### Exercise task
Output nothing but the number of lines that include the word "title".

### Records for processing
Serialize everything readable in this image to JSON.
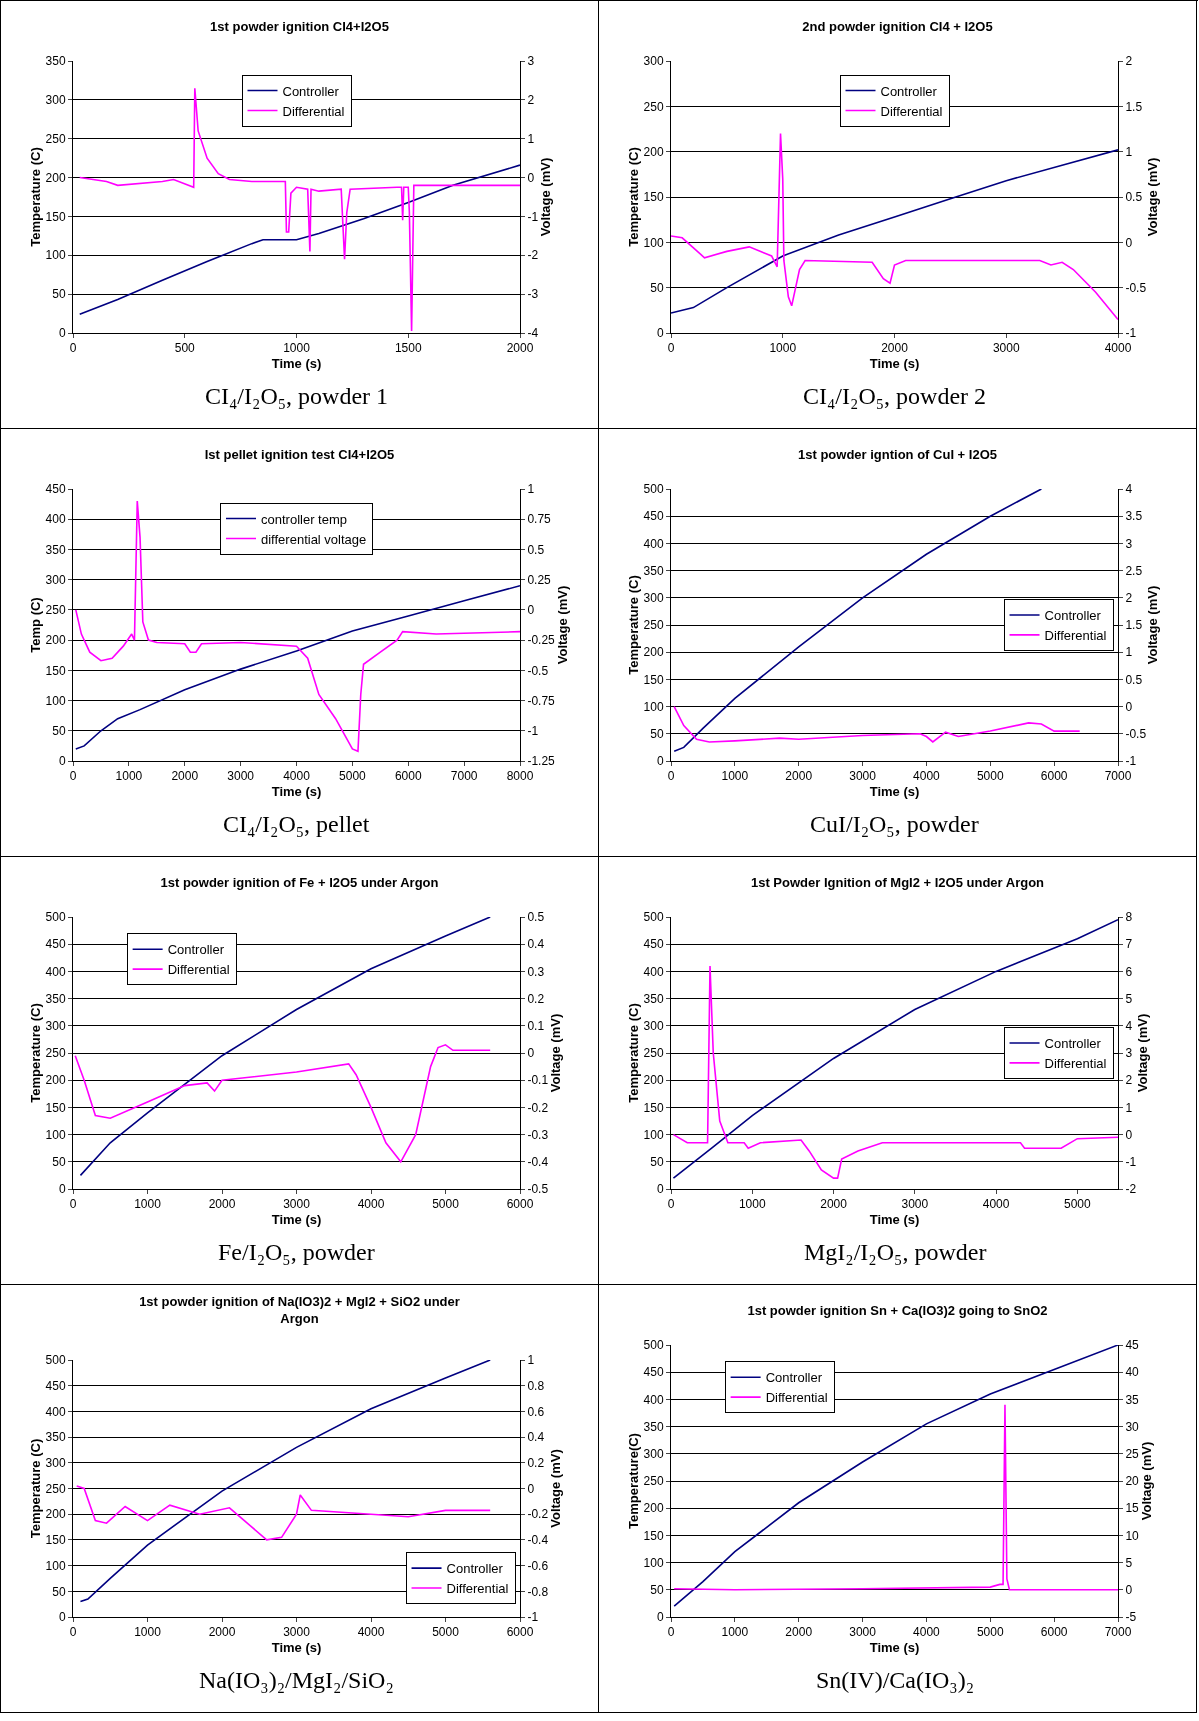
{
  "chart_data": [
    {
      "type": "line",
      "title": "1st powder ignition CI4+I2O5",
      "xlabel": "Time (s)",
      "ylabel": "Temperature (C)",
      "y2label": "Voltage (mV)",
      "xlim": [
        0,
        2000
      ],
      "xticks": [
        0,
        500,
        1000,
        1500,
        2000
      ],
      "ylim": [
        0,
        350
      ],
      "yticks": [
        0,
        50,
        100,
        150,
        200,
        250,
        300,
        350
      ],
      "y2lim": [
        -4,
        3
      ],
      "y2ticks": [
        -4,
        -3,
        -2,
        -1,
        0,
        1,
        2,
        3
      ],
      "grid": "y",
      "legend": "top",
      "annotations": [
        "CI₄/I₂O₅, powder 1"
      ],
      "series": [
        {
          "name": "Controller",
          "color": "#000080",
          "x": [
            30,
            200,
            400,
            600,
            800,
            850,
            1000,
            1100,
            1300,
            1500,
            1700,
            2000
          ],
          "values": [
            24,
            43,
            68,
            92,
            115,
            120,
            120,
            128,
            147,
            168,
            190,
            216
          ]
        },
        {
          "name": "Differential",
          "color": "#ff00ff",
          "axis": "y2",
          "x": [
            30,
            150,
            200,
            400,
            450,
            540,
            545,
            560,
            600,
            650,
            700,
            800,
            950,
            955,
            965,
            975,
            1000,
            1050,
            1060,
            1065,
            1100,
            1200,
            1215,
            1225,
            1240,
            1450,
            1470,
            1475,
            1480,
            1500,
            1505,
            1515,
            1525,
            2000
          ],
          "values": [
            0,
            -0.1,
            -0.2,
            -0.1,
            -0.05,
            -0.25,
            2.3,
            1.2,
            0.5,
            0.1,
            -0.05,
            -0.1,
            -0.1,
            -1.4,
            -1.4,
            -0.4,
            -0.25,
            -0.3,
            -1.9,
            -0.3,
            -0.35,
            -0.3,
            -2.1,
            -0.9,
            -0.3,
            -0.25,
            -0.25,
            -1.1,
            -0.25,
            -0.25,
            -0.9,
            -3.95,
            -0.2,
            -0.2
          ]
        }
      ]
    },
    {
      "type": "line",
      "title": "2nd powder ignition CI4 + I2O5",
      "xlabel": "Time (s)",
      "ylabel": "Temperature (C)",
      "y2label": "Voltage (mV)",
      "xlim": [
        0,
        4000
      ],
      "xticks": [
        0,
        1000,
        2000,
        3000,
        4000
      ],
      "ylim": [
        0,
        300
      ],
      "yticks": [
        0,
        50,
        100,
        150,
        200,
        250,
        300
      ],
      "y2lim": [
        -1,
        2
      ],
      "y2ticks": [
        -1,
        -0.5,
        0,
        0.5,
        1,
        1.5,
        2
      ],
      "grid": "y",
      "legend": "top",
      "annotations": [
        "CI₄/I₂O₅, powder 2"
      ],
      "series": [
        {
          "name": "Controller",
          "color": "#000080",
          "x": [
            0,
            200,
            500,
            1000,
            1500,
            2000,
            2500,
            3000,
            3500,
            4000
          ],
          "values": [
            22,
            28,
            50,
            85,
            108,
            128,
            148,
            168,
            185,
            202
          ]
        },
        {
          "name": "Differential",
          "color": "#ff00ff",
          "axis": "y2",
          "x": [
            0,
            100,
            300,
            500,
            700,
            900,
            950,
            980,
            1000,
            1010,
            1050,
            1080,
            1150,
            1200,
            1800,
            1900,
            1960,
            2000,
            2100,
            3300,
            3400,
            3500,
            3600,
            3800,
            4000
          ],
          "values": [
            0.07,
            0.05,
            -0.17,
            -0.1,
            -0.05,
            -0.15,
            -0.27,
            1.2,
            0.7,
            -0.2,
            -0.6,
            -0.7,
            -0.3,
            -0.2,
            -0.22,
            -0.4,
            -0.45,
            -0.25,
            -0.2,
            -0.2,
            -0.25,
            -0.22,
            -0.3,
            -0.55,
            -0.85
          ]
        }
      ]
    },
    {
      "type": "line",
      "title": "Ist pellet ignition test CI4+I2O5",
      "xlabel": "Time (s)",
      "ylabel": "Temp (C)",
      "y2label": "Voltage (mV)",
      "xlim": [
        0,
        8000
      ],
      "xticks": [
        0,
        1000,
        2000,
        3000,
        4000,
        5000,
        6000,
        7000,
        8000
      ],
      "ylim": [
        0,
        450
      ],
      "yticks": [
        0,
        50,
        100,
        150,
        200,
        250,
        300,
        350,
        400,
        450
      ],
      "y2lim": [
        -1.25,
        1
      ],
      "y2ticks": [
        -1.25,
        -1,
        -0.75,
        -0.5,
        -0.25,
        0,
        0.25,
        0.5,
        0.75,
        1
      ],
      "grid": "y",
      "legend": "top",
      "annotations": [
        "CI₄/I₂O₅, pellet"
      ],
      "series": [
        {
          "name": "controller temp",
          "color": "#000080",
          "x": [
            50,
            200,
            500,
            800,
            1200,
            2000,
            3000,
            4000,
            5000,
            6000,
            7000,
            8000
          ],
          "values": [
            20,
            25,
            50,
            70,
            85,
            118,
            152,
            182,
            215,
            240,
            265,
            290
          ]
        },
        {
          "name": "differential voltage",
          "color": "#ff00ff",
          "axis": "y2",
          "x": [
            50,
            150,
            300,
            500,
            700,
            900,
            1050,
            1100,
            1150,
            1200,
            1250,
            1350,
            1500,
            2000,
            2100,
            2200,
            2300,
            3000,
            4000,
            4200,
            4400,
            4700,
            5000,
            5100,
            5150,
            5200,
            5500,
            5800,
            5900,
            6500,
            8000
          ],
          "values": [
            0,
            -0.2,
            -0.35,
            -0.42,
            -0.4,
            -0.3,
            -0.2,
            -0.25,
            0.9,
            0.6,
            -0.1,
            -0.25,
            -0.27,
            -0.28,
            -0.35,
            -0.35,
            -0.28,
            -0.27,
            -0.3,
            -0.4,
            -0.7,
            -0.9,
            -1.15,
            -1.17,
            -0.7,
            -0.45,
            -0.35,
            -0.25,
            -0.18,
            -0.2,
            -0.18
          ]
        }
      ]
    },
    {
      "type": "line",
      "title": "1st powder igntion of CuI + I2O5",
      "xlabel": "Time (s)",
      "ylabel": "Temperature (C)",
      "y2label": "Voltage (mV)",
      "xlim": [
        0,
        7000
      ],
      "xticks": [
        0,
        1000,
        2000,
        3000,
        4000,
        5000,
        6000,
        7000
      ],
      "ylim": [
        0,
        500
      ],
      "yticks": [
        0,
        50,
        100,
        150,
        200,
        250,
        300,
        350,
        400,
        450,
        500
      ],
      "y2lim": [
        -1,
        4
      ],
      "y2ticks": [
        -1,
        -0.5,
        0,
        0.5,
        1,
        1.5,
        2,
        2.5,
        3,
        3.5,
        4
      ],
      "grid": "y",
      "legend": "right",
      "annotations": [
        "CuI/I₂O₅, powder"
      ],
      "series": [
        {
          "name": "Controller",
          "color": "#000080",
          "x": [
            50,
            200,
            500,
            1000,
            2000,
            3000,
            4000,
            5000,
            5800
          ],
          "values": [
            18,
            25,
            60,
            115,
            210,
            300,
            380,
            450,
            500
          ]
        },
        {
          "name": "Differential",
          "color": "#ff00ff",
          "axis": "y2",
          "x": [
            50,
            200,
            400,
            600,
            1000,
            1700,
            2000,
            3000,
            3900,
            4000,
            4100,
            4300,
            4500,
            5000,
            5600,
            5800,
            6000,
            6400
          ],
          "values": [
            0,
            -0.35,
            -0.6,
            -0.65,
            -0.63,
            -0.58,
            -0.6,
            -0.53,
            -0.5,
            -0.55,
            -0.65,
            -0.47,
            -0.55,
            -0.45,
            -0.3,
            -0.32,
            -0.45,
            -0.45
          ]
        }
      ]
    },
    {
      "type": "line",
      "title": "1st powder ignition of Fe + I2O5 under Argon",
      "xlabel": "Time (s)",
      "ylabel": "Temperature (C)",
      "y2label": "Voltage (mV)",
      "xlim": [
        0,
        6000
      ],
      "xticks": [
        0,
        1000,
        2000,
        3000,
        4000,
        5000,
        6000
      ],
      "ylim": [
        0,
        500
      ],
      "yticks": [
        0,
        50,
        100,
        150,
        200,
        250,
        300,
        350,
        400,
        450,
        500
      ],
      "y2lim": [
        -0.5,
        0.5
      ],
      "y2ticks": [
        -0.5,
        -0.4,
        -0.3,
        -0.2,
        -0.1,
        0,
        0.1,
        0.2,
        0.3,
        0.4,
        0.5
      ],
      "grid": "y",
      "legend": "top left",
      "annotations": [
        "Fe/I₂O₅, powder"
      ],
      "series": [
        {
          "name": "Controller",
          "color": "#000080",
          "x": [
            100,
            500,
            1000,
            2000,
            3000,
            4000,
            5000,
            5600
          ],
          "values": [
            25,
            85,
            140,
            245,
            330,
            405,
            465,
            500
          ]
        },
        {
          "name": "Differential",
          "color": "#ff00ff",
          "axis": "y2",
          "x": [
            30,
            150,
            300,
            500,
            1000,
            1500,
            1800,
            1900,
            2000,
            3000,
            3700,
            3800,
            4000,
            4200,
            4400,
            4600,
            4800,
            4900,
            5000,
            5100,
            5600
          ],
          "values": [
            -0.01,
            -0.1,
            -0.23,
            -0.24,
            -0.18,
            -0.12,
            -0.11,
            -0.14,
            -0.1,
            -0.07,
            -0.04,
            -0.08,
            -0.2,
            -0.33,
            -0.4,
            -0.3,
            -0.05,
            0.02,
            0.03,
            0.01,
            0.01
          ]
        }
      ]
    },
    {
      "type": "line",
      "title": "1st Powder Ignition of MgI2 + I2O5 under Argon",
      "xlabel": "Time (s)",
      "ylabel": "Temperature (C)",
      "y2label": "Voltage (mV)",
      "xlim": [
        0,
        5500
      ],
      "xticks": [
        0,
        1000,
        2000,
        3000,
        4000,
        5000
      ],
      "ylim": [
        0,
        500
      ],
      "yticks": [
        0,
        50,
        100,
        150,
        200,
        250,
        300,
        350,
        400,
        450,
        500
      ],
      "y2lim": [
        -2,
        8
      ],
      "y2ticks": [
        -2,
        -1,
        0,
        1,
        2,
        3,
        4,
        5,
        6,
        7,
        8
      ],
      "grid": "y",
      "legend": "right",
      "annotations": [
        "MgI₂/I₂O₅, powder"
      ],
      "series": [
        {
          "name": "Controller",
          "color": "#000080",
          "x": [
            30,
            500,
            1000,
            2000,
            3000,
            4000,
            5000,
            5500
          ],
          "values": [
            20,
            75,
            135,
            240,
            330,
            400,
            460,
            495
          ]
        },
        {
          "name": "Differential",
          "color": "#ff00ff",
          "axis": "y2",
          "x": [
            30,
            200,
            450,
            480,
            520,
            600,
            700,
            900,
            950,
            1100,
            1600,
            1700,
            1850,
            2000,
            2050,
            2100,
            2300,
            2600,
            4300,
            4350,
            4800,
            5000,
            5500
          ],
          "values": [
            0,
            -0.3,
            -0.3,
            6.2,
            3,
            0.5,
            -0.3,
            -0.3,
            -0.5,
            -0.3,
            -0.2,
            -0.6,
            -1.3,
            -1.6,
            -1.6,
            -0.9,
            -0.6,
            -0.3,
            -0.3,
            -0.5,
            -0.5,
            -0.15,
            -0.1
          ]
        }
      ]
    },
    {
      "type": "line",
      "title": "1st powder ignition of Na(IO3)2 + MgI2 + SiO2 under Argon",
      "xlabel": "Time (s)",
      "ylabel": "Temperature (C)",
      "y2label": "Voltage (mV)",
      "xlim": [
        0,
        6000
      ],
      "xticks": [
        0,
        1000,
        2000,
        3000,
        4000,
        5000,
        6000
      ],
      "ylim": [
        0,
        500
      ],
      "yticks": [
        0,
        50,
        100,
        150,
        200,
        250,
        300,
        350,
        400,
        450,
        500
      ],
      "y2lim": [
        -1,
        1
      ],
      "y2ticks": [
        -1,
        -0.8,
        -0.6,
        -0.4,
        -0.2,
        0,
        0.2,
        0.4,
        0.6,
        0.8,
        1
      ],
      "grid": "y",
      "legend": "bottom right",
      "annotations": [
        "Na(IO₃)₂/MgI₂/SiO₂"
      ],
      "series": [
        {
          "name": "Controller",
          "color": "#000080",
          "x": [
            100,
            200,
            500,
            1000,
            2000,
            3000,
            4000,
            5000,
            5600
          ],
          "values": [
            30,
            35,
            75,
            140,
            245,
            330,
            405,
            465,
            500
          ]
        },
        {
          "name": "Differential",
          "color": "#ff00ff",
          "axis": "y2",
          "x": [
            50,
            150,
            300,
            450,
            700,
            1000,
            1300,
            1700,
            2100,
            2300,
            2600,
            2800,
            3000,
            3050,
            3200,
            4000,
            4500,
            5000,
            5600
          ],
          "values": [
            0.02,
            0,
            -0.25,
            -0.27,
            -0.14,
            -0.25,
            -0.13,
            -0.2,
            -0.15,
            -0.25,
            -0.4,
            -0.38,
            -0.2,
            -0.05,
            -0.17,
            -0.2,
            -0.22,
            -0.17,
            -0.17
          ]
        }
      ]
    },
    {
      "type": "line",
      "title": "1st powder ignition Sn + Ca(IO3)2 going to SnO2",
      "xlabel": "Time (s)",
      "ylabel": "Temperature(C)",
      "y2label": "Voltage (mV)",
      "xlim": [
        0,
        7000
      ],
      "xticks": [
        0,
        1000,
        2000,
        3000,
        4000,
        5000,
        6000,
        7000
      ],
      "ylim": [
        0,
        500
      ],
      "yticks": [
        0,
        50,
        100,
        150,
        200,
        250,
        300,
        350,
        400,
        450,
        500
      ],
      "y2lim": [
        -5,
        45
      ],
      "y2ticks": [
        -5,
        0,
        5,
        10,
        15,
        20,
        25,
        30,
        35,
        40,
        45
      ],
      "grid": "y",
      "legend": "top left",
      "annotations": [
        "Sn(IV)/Ca(IO₃)₂"
      ],
      "series": [
        {
          "name": "Controller",
          "color": "#000080",
          "x": [
            50,
            500,
            1000,
            2000,
            3000,
            4000,
            5000,
            6000,
            7000
          ],
          "values": [
            20,
            65,
            120,
            210,
            285,
            355,
            410,
            455,
            500
          ]
        },
        {
          "name": "Differential",
          "color": "#ff00ff",
          "axis": "y2",
          "x": [
            50,
            1000,
            3000,
            5000,
            5150,
            5200,
            5230,
            5260,
            5300,
            7000
          ],
          "values": [
            0.2,
            0,
            0.2,
            0.5,
            1,
            1,
            34,
            2,
            0,
            0
          ]
        }
      ]
    }
  ]
}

### Exercise response
8